■ Excerpted passage
= = = = =
Chili Garlic Ramen Noodles with Chicken
Frozen veggies to the rescue! Elevate your pantry supper routine with this quick chili garlic stir-fry ramen.
½ pound ground chicken
2 packs Annie Chun’s Japanese-Style Shoyu Ramen Soup Bowl
1 tablespoon Asian chili garlic sauce
1 tablespoon minced fresh garlic
1 tablespoon vegetable oil
1 cup frozen mixed vegetables
1 cup low-sodium chicken broth or water
2 cups baby spinach leaves or 3 ounces thawed frozen spinach
Put the chicken in a medium bowl. Add the contents of both soup base packets, chili garlic sauce, and garlic. Stir to combine.
= = = = =
■ Data to examine
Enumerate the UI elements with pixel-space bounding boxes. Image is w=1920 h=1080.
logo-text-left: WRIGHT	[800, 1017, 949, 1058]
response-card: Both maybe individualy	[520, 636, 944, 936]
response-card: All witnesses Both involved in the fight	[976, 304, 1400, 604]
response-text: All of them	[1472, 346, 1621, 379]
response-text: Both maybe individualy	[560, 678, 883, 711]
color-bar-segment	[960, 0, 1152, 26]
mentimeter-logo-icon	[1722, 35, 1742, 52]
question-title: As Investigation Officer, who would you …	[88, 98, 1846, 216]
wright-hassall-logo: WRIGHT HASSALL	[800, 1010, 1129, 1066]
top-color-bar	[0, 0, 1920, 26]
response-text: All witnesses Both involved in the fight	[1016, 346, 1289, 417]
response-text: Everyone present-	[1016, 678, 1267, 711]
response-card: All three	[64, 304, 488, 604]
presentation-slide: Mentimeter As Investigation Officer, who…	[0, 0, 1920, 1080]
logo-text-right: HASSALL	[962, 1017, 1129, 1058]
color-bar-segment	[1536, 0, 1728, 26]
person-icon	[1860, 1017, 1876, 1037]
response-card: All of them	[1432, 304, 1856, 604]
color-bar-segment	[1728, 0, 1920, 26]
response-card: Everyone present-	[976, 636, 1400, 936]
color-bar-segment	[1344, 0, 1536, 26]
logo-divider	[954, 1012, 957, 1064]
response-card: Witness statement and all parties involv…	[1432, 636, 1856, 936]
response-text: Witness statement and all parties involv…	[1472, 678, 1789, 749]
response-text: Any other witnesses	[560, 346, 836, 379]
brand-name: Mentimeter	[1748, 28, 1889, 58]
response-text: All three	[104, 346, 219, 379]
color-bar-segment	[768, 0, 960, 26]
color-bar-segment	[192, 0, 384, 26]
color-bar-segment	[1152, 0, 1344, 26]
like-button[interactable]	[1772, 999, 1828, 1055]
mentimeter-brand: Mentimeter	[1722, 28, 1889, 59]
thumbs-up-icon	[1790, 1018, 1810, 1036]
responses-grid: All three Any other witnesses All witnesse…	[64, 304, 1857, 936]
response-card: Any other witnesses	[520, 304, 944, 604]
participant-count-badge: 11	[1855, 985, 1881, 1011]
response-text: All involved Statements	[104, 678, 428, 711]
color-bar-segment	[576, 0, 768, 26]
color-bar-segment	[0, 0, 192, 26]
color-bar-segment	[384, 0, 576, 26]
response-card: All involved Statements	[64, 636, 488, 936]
= = = = =
■ Prompt 1
List every ingredient in the chili garlic ramen recipe, with its stated quantity.
■ Prompt 2
Carry on with the chili garlic ramen recipe, picking up after its final sentence.
The records are separate material and have nothing to do with the ramen recipe.

■ Task response 1
- ½ pound ground chicken
- 2 packs Annie Chun’s Japanese-Style Shoyu Ramen Soup Bowl
- 1 tablespoon Asian chili garlic sauce
- 1 tablespoon minced fresh garlic
- 1 tablespoon vegetable oil
- 1 cup frozen mixed vegetables
- 1 cup low-sodium chicken broth or water
- 2 cups baby spinach leaves or 3 ounces thawed frozen spinach

■ Task response 2
Heat the oil in a large non-stick skillet over medium-high heat until it begins to simmer. Add the chicken to the pan and cook until it’s cooked through, stirring frequently, 3-5 minutes.
Add the noodles, toppings packets, and frozen vegetables into the pan. Add the broth or water and stir to coat the noodles. Simmer 5 minutes, stirring occasionally, until liquid is completely absorbed and the noodles are soft and flexible.
Remove from heat and stir in the spinach until it wilts, about 1 minute. Serve warm.